Problem
Return each line of the listing below, unchanged, and omit the images.
START Data provided
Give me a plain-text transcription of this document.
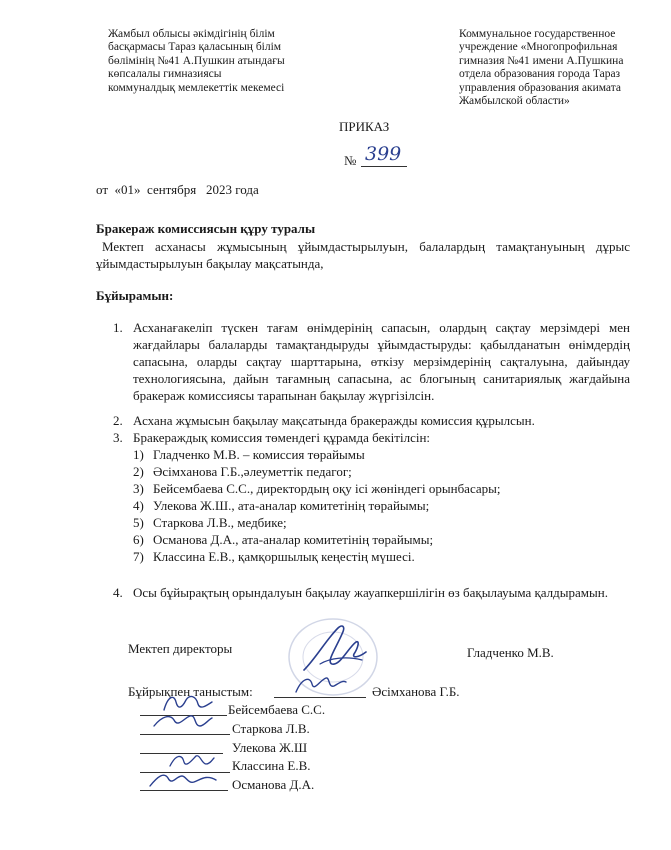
Жамбыл облысы әкімдігінің білім
басқармасы Тараз қаласының білім
бөлімінің №41 А.Пушкин атындағы
көпсалалы гимназиясы
коммуналдық мемлекеттік мекемесі
Коммунальное государственное
учреждение «Многопрофильная
гимназия №41 имени А.Пушкина
отдела образования города Тараз
управления образования акимата
Жамбылской области»
ПРИКАЗ
№ 399
от  «01»  сентября   2023 года
Бракераж комиссиясын құру туралы
Мектеп асханасы жұмысының ұйымдастырылуын, балалардың тамақтануының дұрыс ұйымдастырылуын бақылау мақсатында,
Бұйырамын:
1. Асханағакеліп түскен тағам өнімдерінің сапасын, олардың сақтау мерзімдері мен жағдайлары балаларды тамақтандыруды ұйымдастыруды: қабылданатын өнімдердің сапасына, оларды сақтау шарттарына, өткізу мерзімдерінің сақталуына, дайындау технологиясына, дайын тағамның сапасына, ас блогының санитариялық жағдайына бракераж комиссиясы тарапынан бақылау жүргізілсін.
2. Асхана жұмысын бақылау мақсатында бракеражды комиссия құрылсын.
3. Бракераждық комиссия төмендегі құрамда бекітілсін:
1) Гладченко М.В. – комиссия төрайымы
2) Әсімханова Г.Б.,әлеуметтік педагог;
3) Бейсембаева С.С., директордың оқу ісі жөніндегі орынбасары;
4) Улекова Ж.Ш., ата-аналар комитетінің төрайымы;
5) Старкова Л.В., медбике;
6) Османова Д.А., ата-аналар комитетінің төрайымы;
7) Классина Е.В., қамқоршылық кеңестің мүшесі.
4. Осы бұйырақтың орындалуын бақылау жауапкершілігін өз бақылауыма қалдырамын.
Мектеп директоры	Гладченко М.В.
Бұйрықпен таныстым:	Әсімханова Г.Б.
Бейсембаева С.С.
Старкова Л.В.
Улекова Ж.Ш
Классина Е.В.
Османова Д.А.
END Data provided
Task result
Give me a plain-text transcription of this document.
Жамбыл облысы әкімдігінің білім
басқармасы Тараз қаласының білім
бөлімінің №41 А.Пушкин атындағы
көпсалалы гимназиясы
коммуналдық мемлекеттік мекемесі
Коммунальное государственное
учреждение «Многопрофильная
гимназия №41 имени А.Пушкина
отдела образования города Тараз
управления образования акимата
Жамбылской области»
ПРИКАЗ
№ 399
от  «01»  сентября   2023 года
Бракераж комиссиясын құру туралы
Мектеп асханасы жұмысының ұйымдастырылуын, балалардың тамақтануының дұрыс ұйымдастырылуын бақылау мақсатында,
Бұйырамын:
1. Асханағакеліп түскен тағам өнімдерінің сапасын, олардың сақтау мерзімдері мен жағдайлары балаларды тамақтандыруды ұйымдастыруды: қабылданатын өнімдердің сапасына, оларды сақтау шарттарына, өткізу мерзімдерінің сақталуына, дайындау технологиясына, дайын тағамның сапасына, ас блогының санитариялық жағдайына бракераж комиссиясы тарапынан бақылау жүргізілсін.
2. Асхана жұмысын бақылау мақсатында бракеражды комиссия құрылсын.
3. Бракераждық комиссия төмендегі құрамда бекітілсін:
1) Гладченко М.В. – комиссия төрайымы
2) Әсімханова Г.Б.,әлеуметтік педагог;
3) Бейсембаева С.С., директордың оқу ісі жөніндегі орынбасары;
4) Улекова Ж.Ш., ата-аналар комитетінің төрайымы;
5) Старкова Л.В., медбике;
6) Османова Д.А., ата-аналар комитетінің төрайымы;
7) Классина Е.В., қамқоршылық кеңестің мүшесі.
4. Осы бұйырақтың орындалуын бақылау жауапкершілігін өз бақылауыма қалдырамын.
Мектеп директоры	Гладченко М.В.
Бұйрықпен таныстым:	Әсімханова Г.Б.
Бейсембаева С.С.
Старкова Л.В.
Улекова Ж.Ш
Классина Е.В.
Османова Д.А.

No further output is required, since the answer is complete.